» **DESCRIPTION OF THE TASK**
Copy out each line that mentions the word "安徽中建世纪兴房地产土地评估有限公司".

(Records)
────────────────

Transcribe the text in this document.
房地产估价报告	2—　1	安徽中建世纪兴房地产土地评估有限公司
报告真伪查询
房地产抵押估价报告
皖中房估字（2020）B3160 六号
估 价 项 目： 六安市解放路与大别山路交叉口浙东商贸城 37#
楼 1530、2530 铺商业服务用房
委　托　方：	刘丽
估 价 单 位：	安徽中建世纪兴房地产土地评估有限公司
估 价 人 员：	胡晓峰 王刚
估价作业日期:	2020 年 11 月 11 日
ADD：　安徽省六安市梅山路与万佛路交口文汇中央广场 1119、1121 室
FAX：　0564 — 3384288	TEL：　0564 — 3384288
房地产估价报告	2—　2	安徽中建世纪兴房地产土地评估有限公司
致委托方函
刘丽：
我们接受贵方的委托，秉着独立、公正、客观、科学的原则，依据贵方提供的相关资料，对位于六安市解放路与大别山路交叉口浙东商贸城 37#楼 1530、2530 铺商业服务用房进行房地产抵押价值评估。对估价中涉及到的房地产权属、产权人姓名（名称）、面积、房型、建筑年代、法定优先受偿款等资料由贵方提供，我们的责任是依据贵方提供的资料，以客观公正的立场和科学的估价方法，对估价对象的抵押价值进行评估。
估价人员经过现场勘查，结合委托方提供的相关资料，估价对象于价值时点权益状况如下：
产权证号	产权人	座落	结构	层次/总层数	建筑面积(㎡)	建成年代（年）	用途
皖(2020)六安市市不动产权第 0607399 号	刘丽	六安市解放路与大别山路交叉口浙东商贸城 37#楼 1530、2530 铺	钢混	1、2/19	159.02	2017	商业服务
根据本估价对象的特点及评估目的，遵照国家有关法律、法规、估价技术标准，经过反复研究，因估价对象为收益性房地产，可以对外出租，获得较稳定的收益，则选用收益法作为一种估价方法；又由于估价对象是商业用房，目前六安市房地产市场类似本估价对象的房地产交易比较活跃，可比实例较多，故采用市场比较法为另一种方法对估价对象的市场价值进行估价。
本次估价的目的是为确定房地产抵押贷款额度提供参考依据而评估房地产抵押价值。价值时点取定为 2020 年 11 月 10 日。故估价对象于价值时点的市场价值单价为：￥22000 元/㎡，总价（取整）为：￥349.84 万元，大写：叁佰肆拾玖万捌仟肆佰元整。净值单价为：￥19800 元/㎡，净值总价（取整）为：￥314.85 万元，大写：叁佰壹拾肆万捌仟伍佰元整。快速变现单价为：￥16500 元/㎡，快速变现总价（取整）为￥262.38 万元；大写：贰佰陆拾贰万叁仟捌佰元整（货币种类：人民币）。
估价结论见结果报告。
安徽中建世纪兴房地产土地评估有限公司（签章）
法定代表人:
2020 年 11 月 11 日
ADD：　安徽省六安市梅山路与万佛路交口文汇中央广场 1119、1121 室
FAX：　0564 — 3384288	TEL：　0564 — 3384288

────────────────

» **ANSWER FOR THIS EXERCISE**
房地产估价报告	2—　1	安徽中建世纪兴房地产土地评估有限公司
估 价 单 位：	安徽中建世纪兴房地产土地评估有限公司
房地产估价报告	2—　2	安徽中建世纪兴房地产土地评估有限公司
安徽中建世纪兴房地产土地评估有限公司（签章）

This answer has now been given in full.